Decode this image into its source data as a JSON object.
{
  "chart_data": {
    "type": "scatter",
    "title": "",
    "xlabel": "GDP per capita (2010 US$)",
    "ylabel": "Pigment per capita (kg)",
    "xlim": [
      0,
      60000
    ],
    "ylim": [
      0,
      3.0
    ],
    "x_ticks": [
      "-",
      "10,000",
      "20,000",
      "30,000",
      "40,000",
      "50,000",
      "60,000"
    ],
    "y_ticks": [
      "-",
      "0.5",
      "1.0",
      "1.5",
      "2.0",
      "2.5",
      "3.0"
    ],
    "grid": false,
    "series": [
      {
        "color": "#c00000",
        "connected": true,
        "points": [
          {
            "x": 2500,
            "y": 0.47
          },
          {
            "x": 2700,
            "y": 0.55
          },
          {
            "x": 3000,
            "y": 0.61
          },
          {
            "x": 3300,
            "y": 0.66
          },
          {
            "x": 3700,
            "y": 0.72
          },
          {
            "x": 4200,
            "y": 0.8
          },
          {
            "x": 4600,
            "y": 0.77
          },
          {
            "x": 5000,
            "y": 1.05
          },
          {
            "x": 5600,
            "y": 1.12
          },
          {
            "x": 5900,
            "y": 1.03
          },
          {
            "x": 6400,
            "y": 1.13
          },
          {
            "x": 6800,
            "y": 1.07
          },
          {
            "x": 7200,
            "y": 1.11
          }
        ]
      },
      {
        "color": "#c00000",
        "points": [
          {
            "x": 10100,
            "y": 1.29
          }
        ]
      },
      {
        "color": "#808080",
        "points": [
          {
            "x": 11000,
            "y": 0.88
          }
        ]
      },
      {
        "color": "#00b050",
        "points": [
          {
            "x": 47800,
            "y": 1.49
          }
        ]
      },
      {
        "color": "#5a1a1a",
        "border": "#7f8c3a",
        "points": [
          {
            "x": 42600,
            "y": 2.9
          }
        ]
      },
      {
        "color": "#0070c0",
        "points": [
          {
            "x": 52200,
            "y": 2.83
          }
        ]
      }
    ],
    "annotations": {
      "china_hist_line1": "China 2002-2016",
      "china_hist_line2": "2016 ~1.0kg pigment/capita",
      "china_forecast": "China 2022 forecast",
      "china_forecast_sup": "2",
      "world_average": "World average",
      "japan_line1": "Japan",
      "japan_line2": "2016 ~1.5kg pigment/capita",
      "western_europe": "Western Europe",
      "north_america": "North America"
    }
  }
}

##########

[Short exercise] Recopy the entries above exactly, with every line included.

[Answer to the problem]
Decode this image into its source data as a JSON object.
{
  "chart_data": {
    "type": "scatter",
    "title": "",
    "xlabel": "GDP per capita (2010 US$)",
    "ylabel": "Pigment per capita (kg)",
    "xlim": [
      0,
      60000
    ],
    "ylim": [
      0,
      3.0
    ],
    "x_ticks": [
      "-",
      "10,000",
      "20,000",
      "30,000",
      "40,000",
      "50,000",
      "60,000"
    ],
    "y_ticks": [
      "-",
      "0.5",
      "1.0",
      "1.5",
      "2.0",
      "2.5",
      "3.0"
    ],
    "grid": false,
    "series": [
      {
        "color": "#c00000",
        "connected": true,
        "points": [
          {
            "x": 2500,
            "y": 0.47
          },
          {
            "x": 2700,
            "y": 0.55
          },
          {
            "x": 3000,
            "y": 0.61
          },
          {
            "x": 3300,
            "y": 0.66
          },
          {
            "x": 3700,
            "y": 0.72
          },
          {
            "x": 4200,
            "y": 0.8
          },
          {
            "x": 4600,
            "y": 0.77
          },
          {
            "x": 5000,
            "y": 1.05
          },
          {
            "x": 5600,
            "y": 1.12
          },
          {
            "x": 5900,
            "y": 1.03
          },
          {
            "x": 6400,
            "y": 1.13
          },
          {
            "x": 6800,
            "y": 1.07
          },
          {
            "x": 7200,
            "y": 1.11
          }
        ]
      },
      {
        "color": "#c00000",
        "points": [
          {
            "x": 10100,
            "y": 1.29
          }
        ]
      },
      {
        "color": "#808080",
        "points": [
          {
            "x": 11000,
            "y": 0.88
          }
        ]
      },
      {
        "color": "#00b050",
        "points": [
          {
            "x": 47800,
            "y": 1.49
          }
        ]
      },
      {
        "color": "#5a1a1a",
        "border": "#7f8c3a",
        "points": [
          {
            "x": 42600,
            "y": 2.9
          }
        ]
      },
      {
        "color": "#0070c0",
        "points": [
          {
            "x": 52200,
            "y": 2.83
          }
        ]
      }
    ],
    "annotations": {
      "china_hist_line1": "China 2002-2016",
      "china_hist_line2": "2016 ~1.0kg pigment/capita",
      "china_forecast": "China 2022 forecast",
      "china_forecast_sup": "2",
      "world_average": "World average",
      "japan_line1": "Japan",
      "japan_line2": "2016 ~1.5kg pigment/capita",
      "western_europe": "Western Europe",
      "north_america": "North America"
    }
  }
}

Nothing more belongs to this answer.